*EXERCISE INSTRUCTIONS:* Reproduce the records below exactly as they appear, omitting any pictures they contain.

*DATA FOR THIS TASK:*
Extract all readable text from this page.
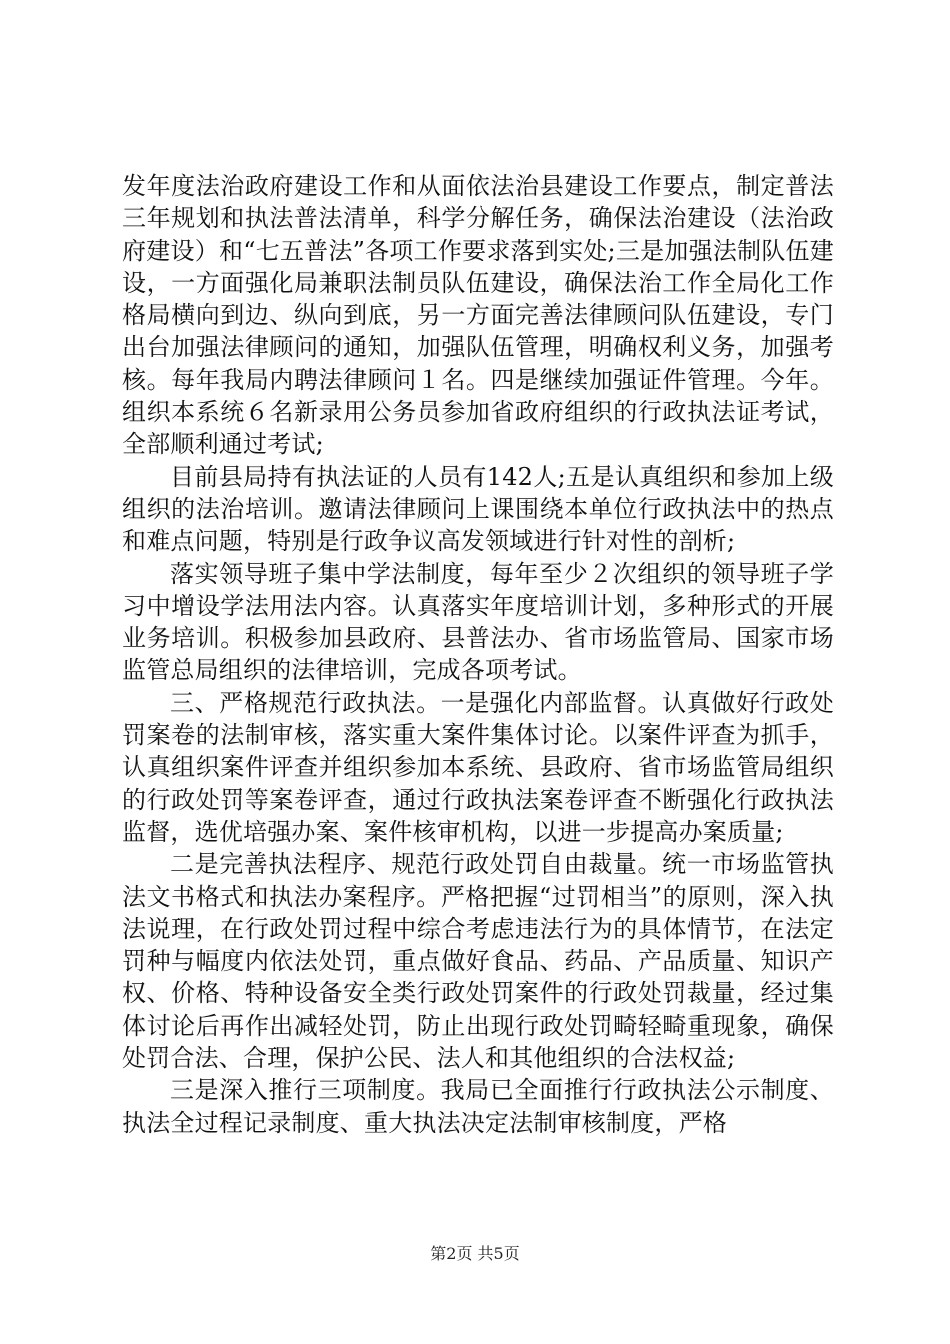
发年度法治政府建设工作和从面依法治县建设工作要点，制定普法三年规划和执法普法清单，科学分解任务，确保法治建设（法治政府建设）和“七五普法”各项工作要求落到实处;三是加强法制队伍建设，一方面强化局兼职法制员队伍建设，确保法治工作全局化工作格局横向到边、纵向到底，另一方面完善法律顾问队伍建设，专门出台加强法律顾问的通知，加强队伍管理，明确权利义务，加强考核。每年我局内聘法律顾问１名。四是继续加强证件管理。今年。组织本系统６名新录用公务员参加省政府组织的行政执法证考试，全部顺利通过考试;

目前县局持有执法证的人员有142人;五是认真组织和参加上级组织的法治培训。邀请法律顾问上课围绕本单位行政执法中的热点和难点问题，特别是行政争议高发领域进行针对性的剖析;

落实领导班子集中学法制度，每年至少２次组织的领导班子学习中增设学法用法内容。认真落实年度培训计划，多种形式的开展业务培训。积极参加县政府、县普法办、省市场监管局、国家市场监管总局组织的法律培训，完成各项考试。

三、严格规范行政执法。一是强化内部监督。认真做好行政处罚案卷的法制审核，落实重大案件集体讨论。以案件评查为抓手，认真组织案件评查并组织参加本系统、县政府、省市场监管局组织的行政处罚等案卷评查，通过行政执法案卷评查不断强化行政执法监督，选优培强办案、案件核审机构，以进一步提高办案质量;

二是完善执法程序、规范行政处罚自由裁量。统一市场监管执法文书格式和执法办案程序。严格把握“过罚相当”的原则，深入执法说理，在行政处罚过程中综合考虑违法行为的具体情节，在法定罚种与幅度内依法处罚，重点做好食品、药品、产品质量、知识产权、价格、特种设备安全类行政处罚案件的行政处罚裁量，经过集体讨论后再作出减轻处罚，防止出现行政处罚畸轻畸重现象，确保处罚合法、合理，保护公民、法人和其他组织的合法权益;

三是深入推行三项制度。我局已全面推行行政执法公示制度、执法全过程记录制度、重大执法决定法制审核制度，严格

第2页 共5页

*SOLUTION TO THIS EXERCISE:*
Extract all readable text from this page.
发年度法治政府建设工作和从面依法治县建设工作要点，制定普法三年规划和执法普法清单，科学分解任务，确保法治建设（法治政府建设）和“七五普法”各项工作要求落到实处;三是加强法制队伍建设，一方面强化局兼职法制员队伍建设，确保法治工作全局化工作格局横向到边、纵向到底，另一方面完善法律顾问队伍建设，专门出台加强法律顾问的通知，加强队伍管理，明确权利义务，加强考核。每年我局内聘法律顾问１名。四是继续加强证件管理。今年。组织本系统６名新录用公务员参加省政府组织的行政执法证考试，全部顺利通过考试;

目前县局持有执法证的人员有142人;五是认真组织和参加上级组织的法治培训。邀请法律顾问上课围绕本单位行政执法中的热点和难点问题，特别是行政争议高发领域进行针对性的剖析;

落实领导班子集中学法制度，每年至少２次组织的领导班子学习中增设学法用法内容。认真落实年度培训计划，多种形式的开展业务培训。积极参加县政府、县普法办、省市场监管局、国家市场监管总局组织的法律培训，完成各项考试。

三、严格规范行政执法。一是强化内部监督。认真做好行政处罚案卷的法制审核，落实重大案件集体讨论。以案件评查为抓手，认真组织案件评查并组织参加本系统、县政府、省市场监管局组织的行政处罚等案卷评查，通过行政执法案卷评查不断强化行政执法监督，选优培强办案、案件核审机构，以进一步提高办案质量;

二是完善执法程序、规范行政处罚自由裁量。统一市场监管执法文书格式和执法办案程序。严格把握“过罚相当”的原则，深入执法说理，在行政处罚过程中综合考虑违法行为的具体情节，在法定罚种与幅度内依法处罚，重点做好食品、药品、产品质量、知识产权、价格、特种设备安全类行政处罚案件的行政处罚裁量，经过集体讨论后再作出减轻处罚，防止出现行政处罚畸轻畸重现象，确保处罚合法、合理，保护公民、法人和其他组织的合法权益;

三是深入推行三项制度。我局已全面推行行政执法公示制度、执法全过程记录制度、重大执法决定法制审核制度，严格

第2页 共5页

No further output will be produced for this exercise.